▸ Problem requirements: Across the entries below, how many lines contain the string "total"? Give only the count.

▸ Information supplied:
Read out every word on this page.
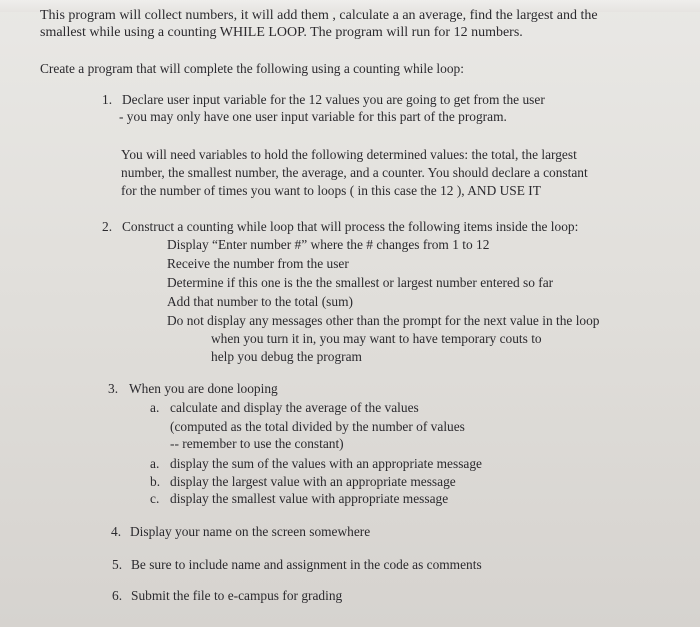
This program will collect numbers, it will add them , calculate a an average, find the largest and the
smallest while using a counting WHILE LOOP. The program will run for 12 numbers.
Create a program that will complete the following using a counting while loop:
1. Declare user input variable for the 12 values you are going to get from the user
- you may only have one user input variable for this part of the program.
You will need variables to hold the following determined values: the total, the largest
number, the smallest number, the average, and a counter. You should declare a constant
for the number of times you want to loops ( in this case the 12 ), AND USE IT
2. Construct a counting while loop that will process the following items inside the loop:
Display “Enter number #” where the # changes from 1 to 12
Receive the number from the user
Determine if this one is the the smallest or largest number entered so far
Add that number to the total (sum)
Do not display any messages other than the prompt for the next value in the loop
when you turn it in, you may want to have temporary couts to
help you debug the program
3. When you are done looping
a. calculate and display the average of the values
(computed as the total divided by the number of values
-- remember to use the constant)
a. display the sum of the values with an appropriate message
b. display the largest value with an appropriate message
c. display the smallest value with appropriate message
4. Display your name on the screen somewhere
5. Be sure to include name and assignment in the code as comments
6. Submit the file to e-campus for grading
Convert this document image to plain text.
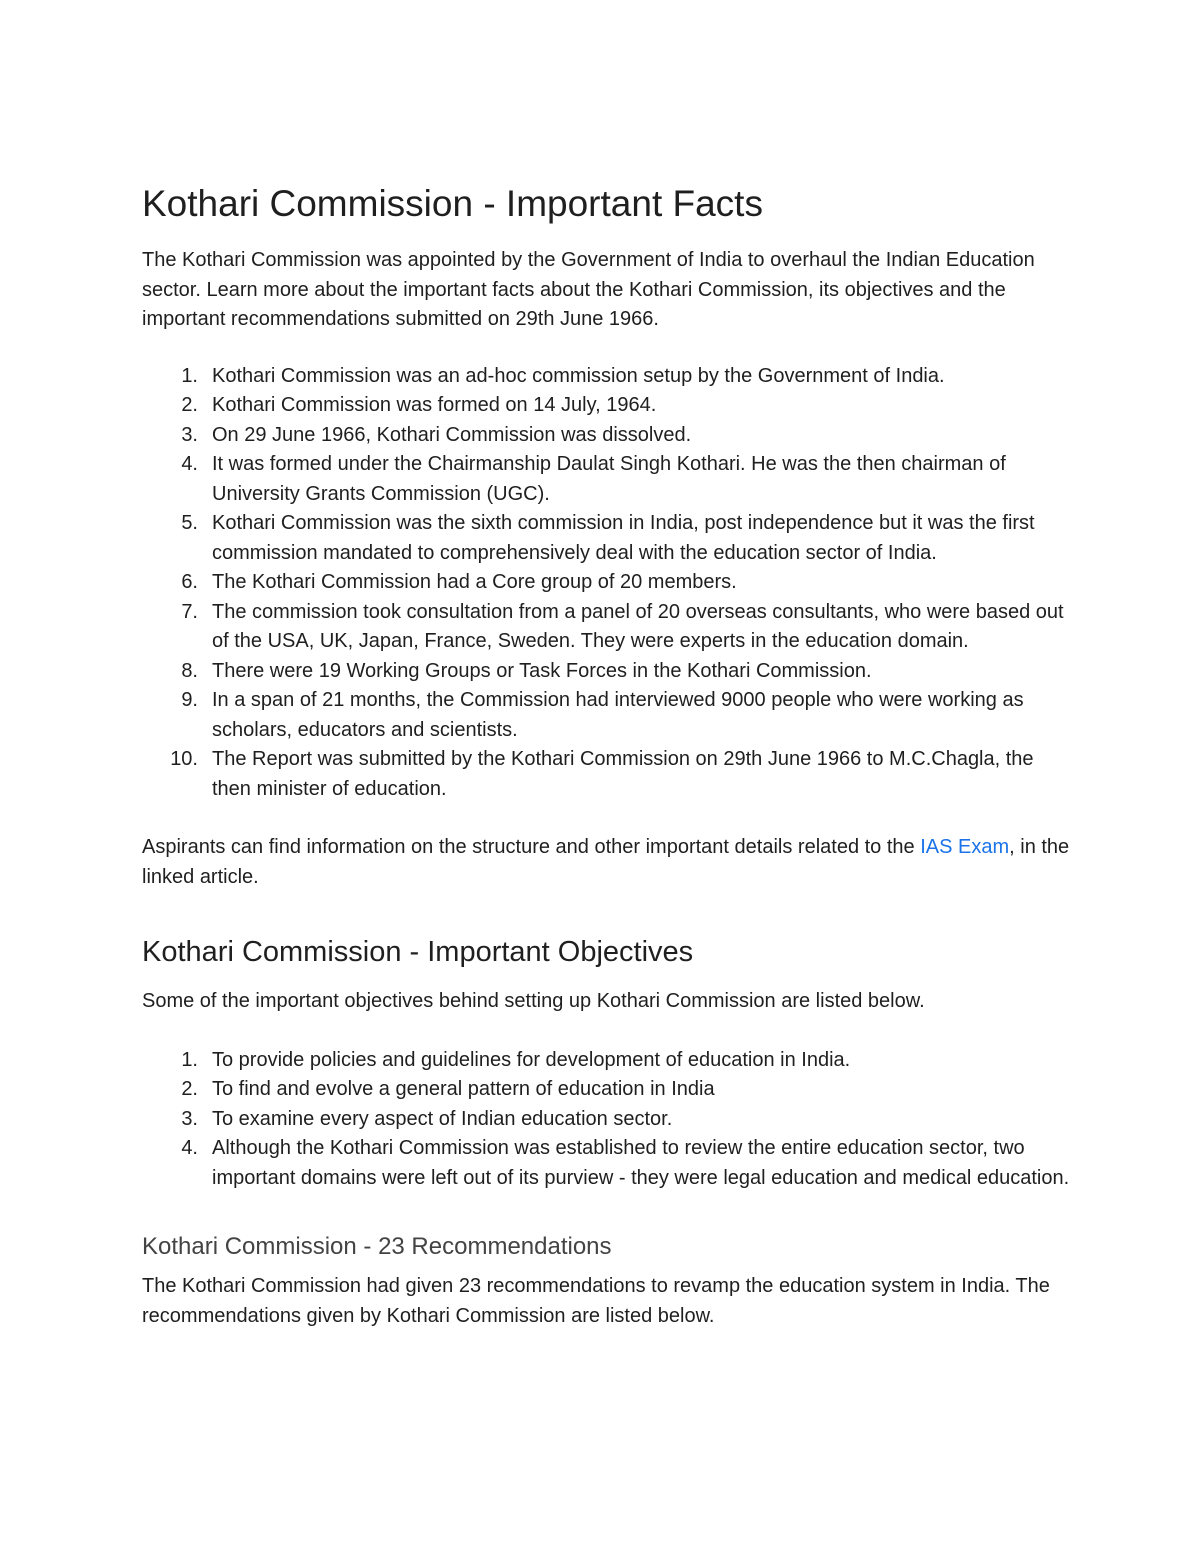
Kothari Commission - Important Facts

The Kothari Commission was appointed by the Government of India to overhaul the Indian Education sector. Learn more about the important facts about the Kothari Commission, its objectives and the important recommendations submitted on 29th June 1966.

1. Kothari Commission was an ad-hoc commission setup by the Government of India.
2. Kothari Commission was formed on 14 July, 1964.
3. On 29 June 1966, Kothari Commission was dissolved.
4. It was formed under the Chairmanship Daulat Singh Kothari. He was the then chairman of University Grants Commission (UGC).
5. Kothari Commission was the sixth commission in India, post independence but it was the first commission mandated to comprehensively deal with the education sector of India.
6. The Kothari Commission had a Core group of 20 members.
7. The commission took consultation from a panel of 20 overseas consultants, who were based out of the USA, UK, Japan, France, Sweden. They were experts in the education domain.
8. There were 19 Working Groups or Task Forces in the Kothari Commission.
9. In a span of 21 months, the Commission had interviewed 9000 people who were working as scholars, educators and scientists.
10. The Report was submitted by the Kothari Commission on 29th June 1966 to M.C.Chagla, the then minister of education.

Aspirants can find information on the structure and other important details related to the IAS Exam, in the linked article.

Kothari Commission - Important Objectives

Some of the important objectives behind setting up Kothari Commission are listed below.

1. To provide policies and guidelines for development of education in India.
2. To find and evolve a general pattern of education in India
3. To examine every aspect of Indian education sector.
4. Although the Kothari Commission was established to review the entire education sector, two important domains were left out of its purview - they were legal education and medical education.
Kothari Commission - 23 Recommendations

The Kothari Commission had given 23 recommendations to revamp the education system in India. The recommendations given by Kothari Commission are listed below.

▸ Response below: 3